#### PROBLEM DESCRIPTION
Every record below is to be retyped exactly.

#### INFORMATION SHOWN
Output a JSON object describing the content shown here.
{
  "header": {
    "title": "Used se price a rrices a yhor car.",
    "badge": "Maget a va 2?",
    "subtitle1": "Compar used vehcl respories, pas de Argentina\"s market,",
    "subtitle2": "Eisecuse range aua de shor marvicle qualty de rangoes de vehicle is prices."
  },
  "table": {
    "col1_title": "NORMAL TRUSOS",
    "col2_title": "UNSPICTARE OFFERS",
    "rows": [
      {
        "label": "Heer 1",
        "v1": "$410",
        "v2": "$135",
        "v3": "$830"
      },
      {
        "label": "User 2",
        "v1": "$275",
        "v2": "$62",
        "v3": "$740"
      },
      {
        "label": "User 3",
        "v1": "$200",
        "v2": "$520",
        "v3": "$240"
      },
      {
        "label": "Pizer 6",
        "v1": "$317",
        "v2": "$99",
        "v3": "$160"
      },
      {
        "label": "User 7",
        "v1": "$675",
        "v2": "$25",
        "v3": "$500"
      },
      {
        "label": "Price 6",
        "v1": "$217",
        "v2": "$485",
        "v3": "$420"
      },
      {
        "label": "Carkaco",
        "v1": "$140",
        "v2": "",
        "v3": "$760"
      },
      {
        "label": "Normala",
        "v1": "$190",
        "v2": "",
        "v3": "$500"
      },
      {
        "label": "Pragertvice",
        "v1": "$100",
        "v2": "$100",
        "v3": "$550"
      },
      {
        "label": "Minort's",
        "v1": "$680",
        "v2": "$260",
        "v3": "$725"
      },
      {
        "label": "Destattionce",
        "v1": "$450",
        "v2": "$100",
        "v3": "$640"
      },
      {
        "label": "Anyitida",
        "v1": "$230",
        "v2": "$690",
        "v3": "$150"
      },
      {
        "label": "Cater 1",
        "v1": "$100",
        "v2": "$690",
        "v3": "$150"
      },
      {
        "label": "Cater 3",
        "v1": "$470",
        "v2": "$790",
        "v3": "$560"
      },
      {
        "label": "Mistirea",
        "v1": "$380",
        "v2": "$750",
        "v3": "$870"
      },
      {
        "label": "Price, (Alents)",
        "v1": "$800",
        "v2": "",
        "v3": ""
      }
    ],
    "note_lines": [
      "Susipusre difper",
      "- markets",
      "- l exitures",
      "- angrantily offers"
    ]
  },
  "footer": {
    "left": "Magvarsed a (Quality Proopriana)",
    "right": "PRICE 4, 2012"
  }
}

#### EXERCISE RESPONSE
Output a JSON object describing the content shown here.
{
  "header": {
    "title": "Used se price a rrices a yhor car.",
    "badge": "Maget a va 2?",
    "subtitle1": "Compar used vehcl respories, pas de Argentina\"s market,",
    "subtitle2": "Eisecuse range aua de shor marvicle qualty de rangoes de vehicle is prices."
  },
  "table": {
    "col1_title": "NORMAL TRUSOS",
    "col2_title": "UNSPICTARE OFFERS",
    "rows": [
      {
        "label": "Heer 1",
        "v1": "$410",
        "v2": "$135",
        "v3": "$830"
      },
      {
        "label": "User 2",
        "v1": "$275",
        "v2": "$62",
        "v3": "$740"
      },
      {
        "label": "User 3",
        "v1": "$200",
        "v2": "$520",
        "v3": "$240"
      },
      {
        "label": "Pizer 6",
        "v1": "$317",
        "v2": "$99",
        "v3": "$160"
      },
      {
        "label": "User 7",
        "v1": "$675",
        "v2": "$25",
        "v3": "$500"
      },
      {
        "label": "Price 6",
        "v1": "$217",
        "v2": "$485",
        "v3": "$420"
      },
      {
        "label": "Carkaco",
        "v1": "$140",
        "v2": "",
        "v3": "$760"
      },
      {
        "label": "Normala",
        "v1": "$190",
        "v2": "",
        "v3": "$500"
      },
      {
        "label": "Pragertvice",
        "v1": "$100",
        "v2": "$100",
        "v3": "$550"
      },
      {
        "label": "Minort's",
        "v1": "$680",
        "v2": "$260",
        "v3": "$725"
      },
      {
        "label": "Destattionce",
        "v1": "$450",
        "v2": "$100",
        "v3": "$640"
      },
      {
        "label": "Anyitida",
        "v1": "$230",
        "v2": "$690",
        "v3": "$150"
      },
      {
        "label": "Cater 1",
        "v1": "$100",
        "v2": "$690",
        "v3": "$150"
      },
      {
        "label": "Cater 3",
        "v1": "$470",
        "v2": "$790",
        "v3": "$560"
      },
      {
        "label": "Mistirea",
        "v1": "$380",
        "v2": "$750",
        "v3": "$870"
      },
      {
        "label": "Price, (Alents)",
        "v1": "$800",
        "v2": "",
        "v3": ""
      }
    ],
    "note_lines": [
      "Susipusre difper",
      "- markets",
      "- l exitures",
      "- angrantily offers"
    ]
  },
  "footer": {
    "left": "Magvarsed a (Quality Proopriana)",
    "right": "PRICE 4, 2012"
  }
}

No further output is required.